*What to work on:* Your task is to restate the data word for word.
* START *
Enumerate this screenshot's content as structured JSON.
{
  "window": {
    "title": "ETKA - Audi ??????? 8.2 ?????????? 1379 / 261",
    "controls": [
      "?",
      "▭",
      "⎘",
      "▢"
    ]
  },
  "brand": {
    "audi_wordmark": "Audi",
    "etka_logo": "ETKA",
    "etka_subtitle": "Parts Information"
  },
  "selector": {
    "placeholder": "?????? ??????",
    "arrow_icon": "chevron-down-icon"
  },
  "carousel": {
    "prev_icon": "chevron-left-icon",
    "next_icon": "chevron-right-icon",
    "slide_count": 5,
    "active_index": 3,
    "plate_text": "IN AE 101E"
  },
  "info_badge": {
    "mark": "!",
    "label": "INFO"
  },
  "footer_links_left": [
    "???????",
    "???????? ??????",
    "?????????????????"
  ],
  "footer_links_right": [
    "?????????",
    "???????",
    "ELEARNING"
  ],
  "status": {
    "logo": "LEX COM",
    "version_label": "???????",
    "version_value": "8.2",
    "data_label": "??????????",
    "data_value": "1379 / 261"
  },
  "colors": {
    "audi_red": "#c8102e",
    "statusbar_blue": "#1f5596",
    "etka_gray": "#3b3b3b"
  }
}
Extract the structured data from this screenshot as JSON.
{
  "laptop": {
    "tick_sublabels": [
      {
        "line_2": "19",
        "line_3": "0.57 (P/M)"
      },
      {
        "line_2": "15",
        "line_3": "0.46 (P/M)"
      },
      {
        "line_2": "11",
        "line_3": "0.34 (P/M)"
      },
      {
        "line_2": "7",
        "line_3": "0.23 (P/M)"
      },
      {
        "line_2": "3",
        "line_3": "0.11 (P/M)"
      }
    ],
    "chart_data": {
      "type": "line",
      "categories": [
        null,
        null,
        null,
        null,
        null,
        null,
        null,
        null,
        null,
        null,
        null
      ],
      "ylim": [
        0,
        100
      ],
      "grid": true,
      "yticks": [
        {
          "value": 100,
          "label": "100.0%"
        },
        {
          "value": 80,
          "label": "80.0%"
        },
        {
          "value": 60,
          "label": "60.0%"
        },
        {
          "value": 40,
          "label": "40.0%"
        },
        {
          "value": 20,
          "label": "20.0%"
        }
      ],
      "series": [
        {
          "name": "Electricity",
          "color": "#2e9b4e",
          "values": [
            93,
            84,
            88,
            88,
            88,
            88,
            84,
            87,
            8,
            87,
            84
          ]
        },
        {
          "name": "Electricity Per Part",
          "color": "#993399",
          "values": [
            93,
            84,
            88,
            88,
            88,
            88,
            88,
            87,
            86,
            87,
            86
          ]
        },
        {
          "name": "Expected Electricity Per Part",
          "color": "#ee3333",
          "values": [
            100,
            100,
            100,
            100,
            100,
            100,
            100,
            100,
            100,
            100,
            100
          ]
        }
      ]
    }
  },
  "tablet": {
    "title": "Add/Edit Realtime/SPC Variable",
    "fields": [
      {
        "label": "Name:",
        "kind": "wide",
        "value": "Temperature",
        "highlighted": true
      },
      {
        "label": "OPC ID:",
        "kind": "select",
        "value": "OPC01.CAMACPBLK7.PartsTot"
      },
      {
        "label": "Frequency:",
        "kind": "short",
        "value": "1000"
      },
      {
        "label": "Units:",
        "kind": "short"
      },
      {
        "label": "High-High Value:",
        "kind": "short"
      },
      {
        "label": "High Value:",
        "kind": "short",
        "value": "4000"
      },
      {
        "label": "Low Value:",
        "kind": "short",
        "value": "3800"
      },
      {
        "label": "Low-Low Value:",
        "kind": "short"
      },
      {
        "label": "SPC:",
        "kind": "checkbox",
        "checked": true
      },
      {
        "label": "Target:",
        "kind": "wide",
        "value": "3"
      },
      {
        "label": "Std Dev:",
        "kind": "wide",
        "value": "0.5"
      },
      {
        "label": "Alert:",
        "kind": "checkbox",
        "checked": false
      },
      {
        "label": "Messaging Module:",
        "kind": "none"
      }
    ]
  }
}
* END *
*Final answer:*
Enumerate this screenshot's content as structured JSON.
{
  "window": {
    "title": "ETKA - Audi ??????? 8.2 ?????????? 1379 / 261",
    "controls": [
      "?",
      "▭",
      "⎘",
      "▢"
    ]
  },
  "brand": {
    "audi_wordmark": "Audi",
    "etka_logo": "ETKA",
    "etka_subtitle": "Parts Information"
  },
  "selector": {
    "placeholder": "?????? ??????",
    "arrow_icon": "chevron-down-icon"
  },
  "carousel": {
    "prev_icon": "chevron-left-icon",
    "next_icon": "chevron-right-icon",
    "slide_count": 5,
    "active_index": 3,
    "plate_text": "IN AE 101E"
  },
  "info_badge": {
    "mark": "!",
    "label": "INFO"
  },
  "footer_links_left": [
    "???????",
    "???????? ??????",
    "?????????????????"
  ],
  "footer_links_right": [
    "?????????",
    "???????",
    "ELEARNING"
  ],
  "status": {
    "logo": "LEX COM",
    "version_label": "???????",
    "version_value": "8.2",
    "data_label": "??????????",
    "data_value": "1379 / 261"
  },
  "colors": {
    "audi_red": "#c8102e",
    "statusbar_blue": "#1f5596",
    "etka_gray": "#3b3b3b"
  }
}
Extract the structured data from this screenshot as JSON.
{
  "laptop": {
    "tick_sublabels": [
      {
        "line_2": "19",
        "line_3": "0.57 (P/M)"
      },
      {
        "line_2": "15",
        "line_3": "0.46 (P/M)"
      },
      {
        "line_2": "11",
        "line_3": "0.34 (P/M)"
      },
      {
        "line_2": "7",
        "line_3": "0.23 (P/M)"
      },
      {
        "line_2": "3",
        "line_3": "0.11 (P/M)"
      }
    ],
    "chart_data": {
      "type": "line",
      "categories": [
        null,
        null,
        null,
        null,
        null,
        null,
        null,
        null,
        null,
        null,
        null
      ],
      "ylim": [
        0,
        100
      ],
      "grid": true,
      "yticks": [
        {
          "value": 100,
          "label": "100.0%"
        },
        {
          "value": 80,
          "label": "80.0%"
        },
        {
          "value": 60,
          "label": "60.0%"
        },
        {
          "value": 40,
          "label": "40.0%"
        },
        {
          "value": 20,
          "label": "20.0%"
        }
      ],
      "series": [
        {
          "name": "Electricity",
          "color": "#2e9b4e",
          "values": [
            93,
            84,
            88,
            88,
            88,
            88,
            84,
            87,
            8,
            87,
            84
          ]
        },
        {
          "name": "Electricity Per Part",
          "color": "#993399",
          "values": [
            93,
            84,
            88,
            88,
            88,
            88,
            88,
            87,
            86,
            87,
            86
          ]
        },
        {
          "name": "Expected Electricity Per Part",
          "color": "#ee3333",
          "values": [
            100,
            100,
            100,
            100,
            100,
            100,
            100,
            100,
            100,
            100,
            100
          ]
        }
      ]
    }
  },
  "tablet": {
    "title": "Add/Edit Realtime/SPC Variable",
    "fields": [
      {
        "label": "Name:",
        "kind": "wide",
        "value": "Temperature",
        "highlighted": true
      },
      {
        "label": "OPC ID:",
        "kind": "select",
        "value": "OPC01.CAMACPBLK7.PartsTot"
      },
      {
        "label": "Frequency:",
        "kind": "short",
        "value": "1000"
      },
      {
        "label": "Units:",
        "kind": "short"
      },
      {
        "label": "High-High Value:",
        "kind": "short"
      },
      {
        "label": "High Value:",
        "kind": "short",
        "value": "4000"
      },
      {
        "label": "Low Value:",
        "kind": "short",
        "value": "3800"
      },
      {
        "label": "Low-Low Value:",
        "kind": "short"
      },
      {
        "label": "SPC:",
        "kind": "checkbox",
        "checked": true
      },
      {
        "label": "Target:",
        "kind": "wide",
        "value": "3"
      },
      {
        "label": "Std Dev:",
        "kind": "wide",
        "value": "0.5"
      },
      {
        "label": "Alert:",
        "kind": "checkbox",
        "checked": false
      },
      {
        "label": "Messaging Module:",
        "kind": "none"
      }
    ]
  }
}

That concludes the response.